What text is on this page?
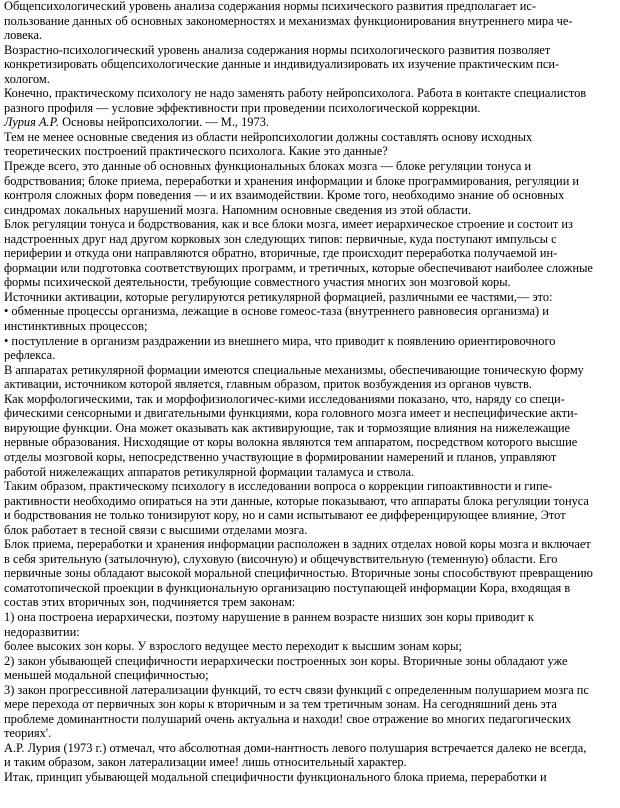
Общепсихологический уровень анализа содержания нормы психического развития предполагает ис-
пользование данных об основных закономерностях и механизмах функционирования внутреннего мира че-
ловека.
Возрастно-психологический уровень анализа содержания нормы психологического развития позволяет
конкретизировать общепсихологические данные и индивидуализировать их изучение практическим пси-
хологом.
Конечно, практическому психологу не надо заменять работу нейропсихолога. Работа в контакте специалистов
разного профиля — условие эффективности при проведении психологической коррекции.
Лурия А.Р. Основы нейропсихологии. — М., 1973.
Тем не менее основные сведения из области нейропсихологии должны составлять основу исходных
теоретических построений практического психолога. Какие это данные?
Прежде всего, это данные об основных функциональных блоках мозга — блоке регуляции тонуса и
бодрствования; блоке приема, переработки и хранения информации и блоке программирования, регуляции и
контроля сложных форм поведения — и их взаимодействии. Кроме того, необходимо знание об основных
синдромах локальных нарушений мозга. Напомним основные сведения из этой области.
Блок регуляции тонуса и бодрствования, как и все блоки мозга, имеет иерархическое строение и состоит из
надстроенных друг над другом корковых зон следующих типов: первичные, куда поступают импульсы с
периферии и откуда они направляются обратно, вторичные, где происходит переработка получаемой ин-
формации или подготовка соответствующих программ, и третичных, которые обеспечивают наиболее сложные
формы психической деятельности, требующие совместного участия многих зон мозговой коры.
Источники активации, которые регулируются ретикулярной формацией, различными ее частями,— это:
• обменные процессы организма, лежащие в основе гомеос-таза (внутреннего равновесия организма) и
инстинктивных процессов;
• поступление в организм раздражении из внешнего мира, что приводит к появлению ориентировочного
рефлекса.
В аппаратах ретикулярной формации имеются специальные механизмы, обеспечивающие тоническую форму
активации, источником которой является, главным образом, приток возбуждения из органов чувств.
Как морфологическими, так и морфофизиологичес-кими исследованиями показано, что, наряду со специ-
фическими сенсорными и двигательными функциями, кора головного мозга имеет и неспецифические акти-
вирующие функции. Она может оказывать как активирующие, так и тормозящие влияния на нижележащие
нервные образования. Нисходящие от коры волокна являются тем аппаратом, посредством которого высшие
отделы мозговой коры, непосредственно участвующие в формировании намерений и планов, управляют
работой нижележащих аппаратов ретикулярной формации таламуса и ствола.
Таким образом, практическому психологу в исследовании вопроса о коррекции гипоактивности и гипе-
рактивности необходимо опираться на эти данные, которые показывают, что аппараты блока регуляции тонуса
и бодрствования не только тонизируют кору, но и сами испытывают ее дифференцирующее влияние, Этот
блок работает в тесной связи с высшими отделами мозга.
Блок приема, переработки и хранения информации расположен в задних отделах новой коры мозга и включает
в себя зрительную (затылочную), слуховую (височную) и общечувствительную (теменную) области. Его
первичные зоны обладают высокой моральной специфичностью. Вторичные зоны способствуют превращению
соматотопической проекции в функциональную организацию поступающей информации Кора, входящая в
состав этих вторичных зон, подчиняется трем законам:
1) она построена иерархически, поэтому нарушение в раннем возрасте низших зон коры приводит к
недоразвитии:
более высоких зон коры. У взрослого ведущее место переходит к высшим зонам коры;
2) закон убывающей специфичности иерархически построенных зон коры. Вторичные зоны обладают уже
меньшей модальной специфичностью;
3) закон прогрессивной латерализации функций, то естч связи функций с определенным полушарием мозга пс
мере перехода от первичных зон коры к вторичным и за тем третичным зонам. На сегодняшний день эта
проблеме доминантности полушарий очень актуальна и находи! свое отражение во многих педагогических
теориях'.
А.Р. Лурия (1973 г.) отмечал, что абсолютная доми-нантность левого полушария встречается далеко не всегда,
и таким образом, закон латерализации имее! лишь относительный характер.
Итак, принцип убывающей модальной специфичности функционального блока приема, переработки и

★ ★ ★ ★ ★

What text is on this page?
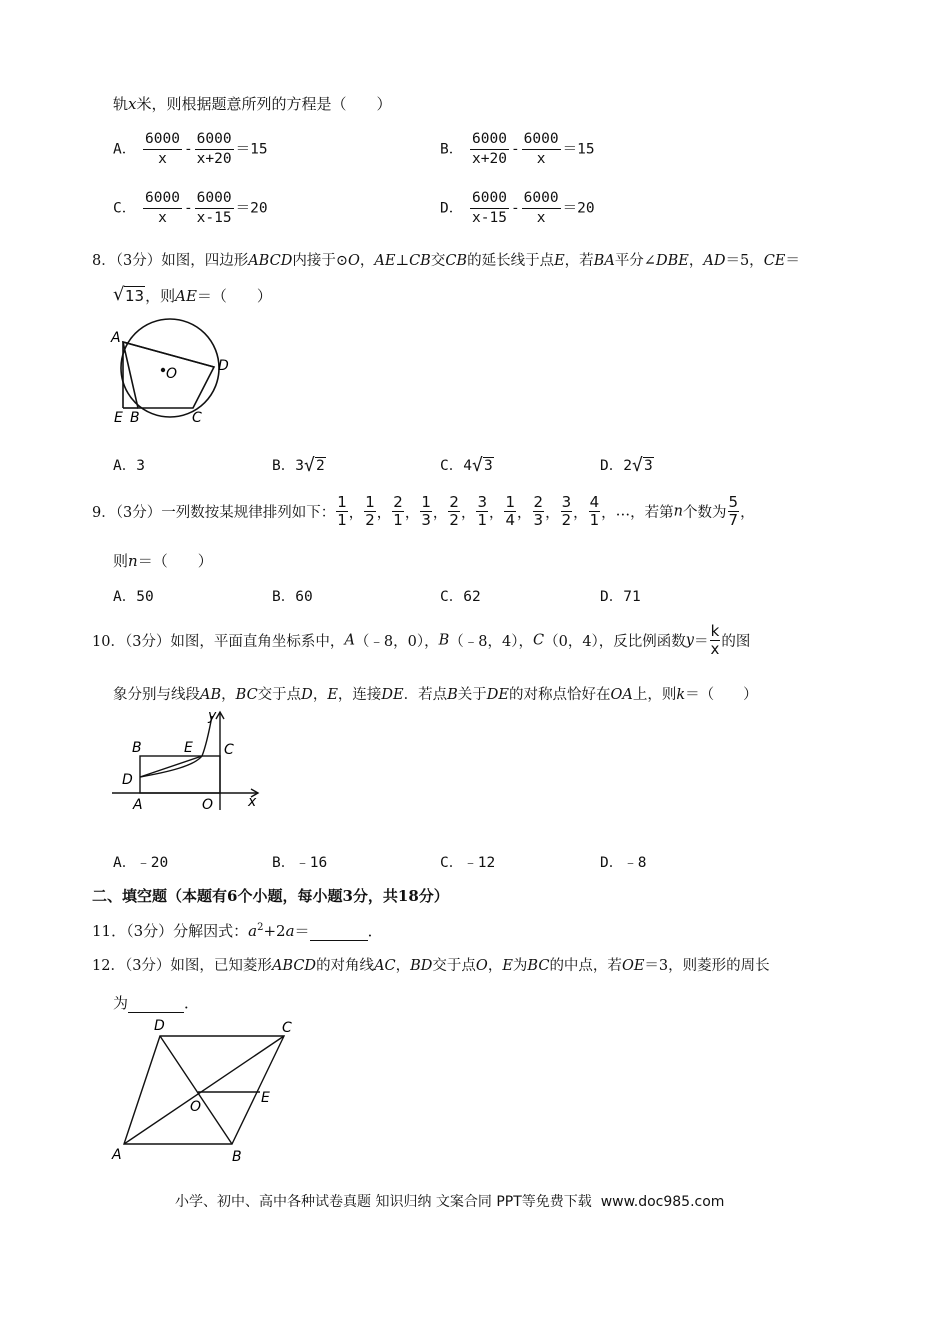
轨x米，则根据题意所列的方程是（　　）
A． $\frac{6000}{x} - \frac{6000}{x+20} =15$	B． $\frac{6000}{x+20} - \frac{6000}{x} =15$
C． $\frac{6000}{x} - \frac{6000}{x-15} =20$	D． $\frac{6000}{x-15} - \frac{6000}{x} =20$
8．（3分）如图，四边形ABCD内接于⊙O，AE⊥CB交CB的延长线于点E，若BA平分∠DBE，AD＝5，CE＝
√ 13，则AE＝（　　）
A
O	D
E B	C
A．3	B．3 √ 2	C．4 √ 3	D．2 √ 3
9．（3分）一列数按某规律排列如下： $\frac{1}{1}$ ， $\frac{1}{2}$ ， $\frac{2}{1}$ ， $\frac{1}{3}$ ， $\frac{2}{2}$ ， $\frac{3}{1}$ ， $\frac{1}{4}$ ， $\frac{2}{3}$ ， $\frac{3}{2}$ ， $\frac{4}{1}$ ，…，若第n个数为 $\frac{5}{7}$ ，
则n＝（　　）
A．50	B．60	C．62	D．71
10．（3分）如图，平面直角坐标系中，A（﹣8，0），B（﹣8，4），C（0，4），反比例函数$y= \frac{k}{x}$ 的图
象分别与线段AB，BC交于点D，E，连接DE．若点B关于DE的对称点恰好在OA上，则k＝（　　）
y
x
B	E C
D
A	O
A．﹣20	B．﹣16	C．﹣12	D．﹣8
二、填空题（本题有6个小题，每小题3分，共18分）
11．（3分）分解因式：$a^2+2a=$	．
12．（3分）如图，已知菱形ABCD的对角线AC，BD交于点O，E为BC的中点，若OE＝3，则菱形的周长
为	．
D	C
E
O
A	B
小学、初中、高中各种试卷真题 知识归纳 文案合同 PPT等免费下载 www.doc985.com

★ ★ ★ ★ ★

-- Problem requirements --
Lines containing the string "иерархически" are to be selected and copied.

-- Reply --
1) она построена иерархически, поэтому нарушение в раннем возрасте низших зон коры приводит к
2) закон убывающей специфичности иерархически построенных зон коры. Вторичные зоны обладают уже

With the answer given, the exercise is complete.